** BEGIN **
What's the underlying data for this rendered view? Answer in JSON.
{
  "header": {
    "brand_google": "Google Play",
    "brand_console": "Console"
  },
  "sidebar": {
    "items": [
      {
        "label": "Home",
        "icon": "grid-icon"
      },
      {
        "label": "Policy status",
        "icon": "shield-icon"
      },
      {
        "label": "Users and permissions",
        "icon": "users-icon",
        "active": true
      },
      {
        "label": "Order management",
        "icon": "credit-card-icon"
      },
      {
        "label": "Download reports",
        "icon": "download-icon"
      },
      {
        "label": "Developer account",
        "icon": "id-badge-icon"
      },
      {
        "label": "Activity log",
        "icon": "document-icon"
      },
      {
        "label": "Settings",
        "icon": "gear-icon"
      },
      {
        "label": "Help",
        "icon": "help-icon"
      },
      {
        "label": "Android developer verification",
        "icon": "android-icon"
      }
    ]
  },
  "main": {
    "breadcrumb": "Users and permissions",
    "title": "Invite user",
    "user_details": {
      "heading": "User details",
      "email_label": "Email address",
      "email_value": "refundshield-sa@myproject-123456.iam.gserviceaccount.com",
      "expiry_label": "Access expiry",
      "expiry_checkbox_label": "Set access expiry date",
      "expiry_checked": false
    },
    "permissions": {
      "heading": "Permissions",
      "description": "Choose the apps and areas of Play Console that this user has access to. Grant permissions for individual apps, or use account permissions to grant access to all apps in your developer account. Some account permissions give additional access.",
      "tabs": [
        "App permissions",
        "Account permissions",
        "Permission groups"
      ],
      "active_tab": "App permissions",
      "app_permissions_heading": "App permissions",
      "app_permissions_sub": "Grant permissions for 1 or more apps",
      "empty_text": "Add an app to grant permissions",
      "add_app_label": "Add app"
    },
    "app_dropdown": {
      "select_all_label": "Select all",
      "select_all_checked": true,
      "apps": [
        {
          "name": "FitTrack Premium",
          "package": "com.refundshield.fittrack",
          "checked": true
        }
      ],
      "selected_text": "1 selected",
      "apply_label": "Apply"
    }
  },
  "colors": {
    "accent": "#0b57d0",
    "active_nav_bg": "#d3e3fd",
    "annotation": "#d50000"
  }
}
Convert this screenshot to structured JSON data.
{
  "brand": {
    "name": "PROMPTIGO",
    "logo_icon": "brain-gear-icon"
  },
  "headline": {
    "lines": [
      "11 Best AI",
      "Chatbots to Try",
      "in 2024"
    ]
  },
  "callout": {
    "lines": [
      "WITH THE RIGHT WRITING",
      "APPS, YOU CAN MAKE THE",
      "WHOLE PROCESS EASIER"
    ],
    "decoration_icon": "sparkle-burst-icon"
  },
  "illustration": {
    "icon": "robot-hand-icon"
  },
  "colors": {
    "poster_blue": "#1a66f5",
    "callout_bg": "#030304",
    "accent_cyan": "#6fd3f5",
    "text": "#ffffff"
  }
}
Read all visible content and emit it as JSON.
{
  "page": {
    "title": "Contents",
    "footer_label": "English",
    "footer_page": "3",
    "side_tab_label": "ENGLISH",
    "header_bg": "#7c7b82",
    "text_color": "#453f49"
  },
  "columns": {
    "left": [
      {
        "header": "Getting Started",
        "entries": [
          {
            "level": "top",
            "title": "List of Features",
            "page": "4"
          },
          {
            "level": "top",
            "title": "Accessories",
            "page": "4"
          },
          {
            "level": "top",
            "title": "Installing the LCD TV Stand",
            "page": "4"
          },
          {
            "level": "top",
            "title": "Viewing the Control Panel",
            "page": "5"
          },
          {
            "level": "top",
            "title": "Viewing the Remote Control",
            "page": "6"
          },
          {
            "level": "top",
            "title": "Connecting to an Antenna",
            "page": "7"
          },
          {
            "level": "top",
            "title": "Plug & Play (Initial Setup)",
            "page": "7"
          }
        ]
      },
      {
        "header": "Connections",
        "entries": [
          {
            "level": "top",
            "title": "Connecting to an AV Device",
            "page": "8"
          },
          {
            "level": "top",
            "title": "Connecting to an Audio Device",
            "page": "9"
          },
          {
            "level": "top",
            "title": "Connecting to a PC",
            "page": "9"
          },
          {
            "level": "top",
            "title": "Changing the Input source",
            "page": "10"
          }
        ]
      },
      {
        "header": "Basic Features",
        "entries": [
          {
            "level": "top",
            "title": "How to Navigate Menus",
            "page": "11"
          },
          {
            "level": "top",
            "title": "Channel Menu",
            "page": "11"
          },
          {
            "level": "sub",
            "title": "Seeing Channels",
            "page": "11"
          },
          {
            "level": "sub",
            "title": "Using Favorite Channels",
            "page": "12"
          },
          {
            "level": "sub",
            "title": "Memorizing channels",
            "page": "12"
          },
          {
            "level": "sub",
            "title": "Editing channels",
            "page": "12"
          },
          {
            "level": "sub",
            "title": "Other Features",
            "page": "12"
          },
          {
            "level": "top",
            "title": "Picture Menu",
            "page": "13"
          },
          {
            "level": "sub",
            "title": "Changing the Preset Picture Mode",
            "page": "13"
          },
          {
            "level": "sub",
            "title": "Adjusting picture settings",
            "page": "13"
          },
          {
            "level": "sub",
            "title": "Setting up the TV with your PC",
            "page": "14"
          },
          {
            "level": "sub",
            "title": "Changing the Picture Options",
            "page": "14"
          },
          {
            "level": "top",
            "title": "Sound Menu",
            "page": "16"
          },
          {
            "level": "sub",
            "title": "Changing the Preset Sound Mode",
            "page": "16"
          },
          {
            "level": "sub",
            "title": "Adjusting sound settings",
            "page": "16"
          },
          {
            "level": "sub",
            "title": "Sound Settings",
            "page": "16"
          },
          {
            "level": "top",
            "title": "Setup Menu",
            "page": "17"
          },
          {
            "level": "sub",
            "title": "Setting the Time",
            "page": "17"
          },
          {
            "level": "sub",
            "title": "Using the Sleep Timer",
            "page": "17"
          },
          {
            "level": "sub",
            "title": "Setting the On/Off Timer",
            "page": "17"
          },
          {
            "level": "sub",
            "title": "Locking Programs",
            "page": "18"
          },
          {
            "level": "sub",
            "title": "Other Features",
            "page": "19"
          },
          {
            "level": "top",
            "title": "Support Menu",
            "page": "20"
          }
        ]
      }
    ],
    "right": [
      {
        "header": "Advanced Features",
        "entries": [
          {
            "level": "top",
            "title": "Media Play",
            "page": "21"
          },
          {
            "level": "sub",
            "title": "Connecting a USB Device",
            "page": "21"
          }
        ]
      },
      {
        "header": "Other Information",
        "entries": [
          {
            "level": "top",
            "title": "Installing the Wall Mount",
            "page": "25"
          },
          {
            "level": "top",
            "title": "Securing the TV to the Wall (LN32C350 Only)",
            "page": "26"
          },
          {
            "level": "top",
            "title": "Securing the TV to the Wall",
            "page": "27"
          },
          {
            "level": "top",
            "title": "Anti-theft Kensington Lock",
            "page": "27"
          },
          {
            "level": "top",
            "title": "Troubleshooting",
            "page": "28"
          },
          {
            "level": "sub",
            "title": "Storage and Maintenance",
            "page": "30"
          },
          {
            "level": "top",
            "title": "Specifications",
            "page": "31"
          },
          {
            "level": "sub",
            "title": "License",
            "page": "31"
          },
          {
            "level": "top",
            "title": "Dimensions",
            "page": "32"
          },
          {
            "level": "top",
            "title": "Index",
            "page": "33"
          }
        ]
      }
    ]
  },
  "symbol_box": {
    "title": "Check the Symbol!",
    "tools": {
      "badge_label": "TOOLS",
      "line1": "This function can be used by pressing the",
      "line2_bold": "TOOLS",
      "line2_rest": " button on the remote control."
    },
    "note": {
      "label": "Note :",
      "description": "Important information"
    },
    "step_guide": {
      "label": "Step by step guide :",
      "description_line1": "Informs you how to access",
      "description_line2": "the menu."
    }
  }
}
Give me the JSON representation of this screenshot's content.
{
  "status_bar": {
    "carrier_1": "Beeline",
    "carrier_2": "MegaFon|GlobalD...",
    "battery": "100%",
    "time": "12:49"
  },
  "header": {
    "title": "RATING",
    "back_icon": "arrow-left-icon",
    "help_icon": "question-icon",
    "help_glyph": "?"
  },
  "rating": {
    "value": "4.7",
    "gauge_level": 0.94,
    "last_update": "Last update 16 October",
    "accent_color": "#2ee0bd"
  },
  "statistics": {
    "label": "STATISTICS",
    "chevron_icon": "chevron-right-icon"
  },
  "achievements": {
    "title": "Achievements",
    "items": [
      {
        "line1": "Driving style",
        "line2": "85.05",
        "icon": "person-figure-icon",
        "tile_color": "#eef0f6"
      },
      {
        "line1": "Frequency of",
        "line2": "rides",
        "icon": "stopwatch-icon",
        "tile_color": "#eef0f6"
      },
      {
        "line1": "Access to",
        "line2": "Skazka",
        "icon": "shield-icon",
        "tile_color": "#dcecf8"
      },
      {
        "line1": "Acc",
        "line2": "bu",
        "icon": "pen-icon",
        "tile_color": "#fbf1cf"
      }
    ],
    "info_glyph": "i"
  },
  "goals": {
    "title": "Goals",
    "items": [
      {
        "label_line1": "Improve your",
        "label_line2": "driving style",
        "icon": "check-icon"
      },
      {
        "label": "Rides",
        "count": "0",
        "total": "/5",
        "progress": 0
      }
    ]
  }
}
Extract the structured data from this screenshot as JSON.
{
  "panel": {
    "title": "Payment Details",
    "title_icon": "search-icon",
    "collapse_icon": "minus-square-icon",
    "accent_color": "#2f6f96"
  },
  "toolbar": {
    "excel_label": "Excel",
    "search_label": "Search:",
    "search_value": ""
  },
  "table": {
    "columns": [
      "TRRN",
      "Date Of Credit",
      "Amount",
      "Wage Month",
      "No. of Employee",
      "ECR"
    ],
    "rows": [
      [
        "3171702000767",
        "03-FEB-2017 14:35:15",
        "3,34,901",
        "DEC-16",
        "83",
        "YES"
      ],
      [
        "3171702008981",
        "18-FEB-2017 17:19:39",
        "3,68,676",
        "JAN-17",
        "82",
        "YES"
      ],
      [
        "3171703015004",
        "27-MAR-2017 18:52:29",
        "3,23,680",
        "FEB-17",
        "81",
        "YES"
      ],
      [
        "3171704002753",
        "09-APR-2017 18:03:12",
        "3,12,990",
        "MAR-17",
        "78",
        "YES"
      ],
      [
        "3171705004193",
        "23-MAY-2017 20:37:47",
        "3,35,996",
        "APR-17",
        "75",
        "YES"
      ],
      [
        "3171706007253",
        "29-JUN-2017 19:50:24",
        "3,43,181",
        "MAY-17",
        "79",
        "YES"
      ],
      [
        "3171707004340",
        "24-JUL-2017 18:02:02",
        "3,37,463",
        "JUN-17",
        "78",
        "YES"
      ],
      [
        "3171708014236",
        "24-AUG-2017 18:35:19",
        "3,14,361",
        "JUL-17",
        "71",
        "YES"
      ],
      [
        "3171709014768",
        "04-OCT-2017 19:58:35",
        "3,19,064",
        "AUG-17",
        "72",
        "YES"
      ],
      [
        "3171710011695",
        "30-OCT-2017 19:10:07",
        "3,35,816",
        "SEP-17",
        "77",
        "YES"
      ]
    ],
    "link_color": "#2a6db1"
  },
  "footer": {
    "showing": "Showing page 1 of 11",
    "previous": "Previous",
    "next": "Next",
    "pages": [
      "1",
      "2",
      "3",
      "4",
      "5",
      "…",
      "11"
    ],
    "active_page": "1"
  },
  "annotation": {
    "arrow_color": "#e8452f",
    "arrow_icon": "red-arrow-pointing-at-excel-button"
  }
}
** END **
■ **Description of the task**: Copy each line of the records above that carries the word "Wall".

■ **Solution for this exercise**:
            "title": "Installing the Wall Mount",
            "title": "Securing the TV to the Wall (LN32C350 Only)",
            "title": "Securing the TV to the Wall",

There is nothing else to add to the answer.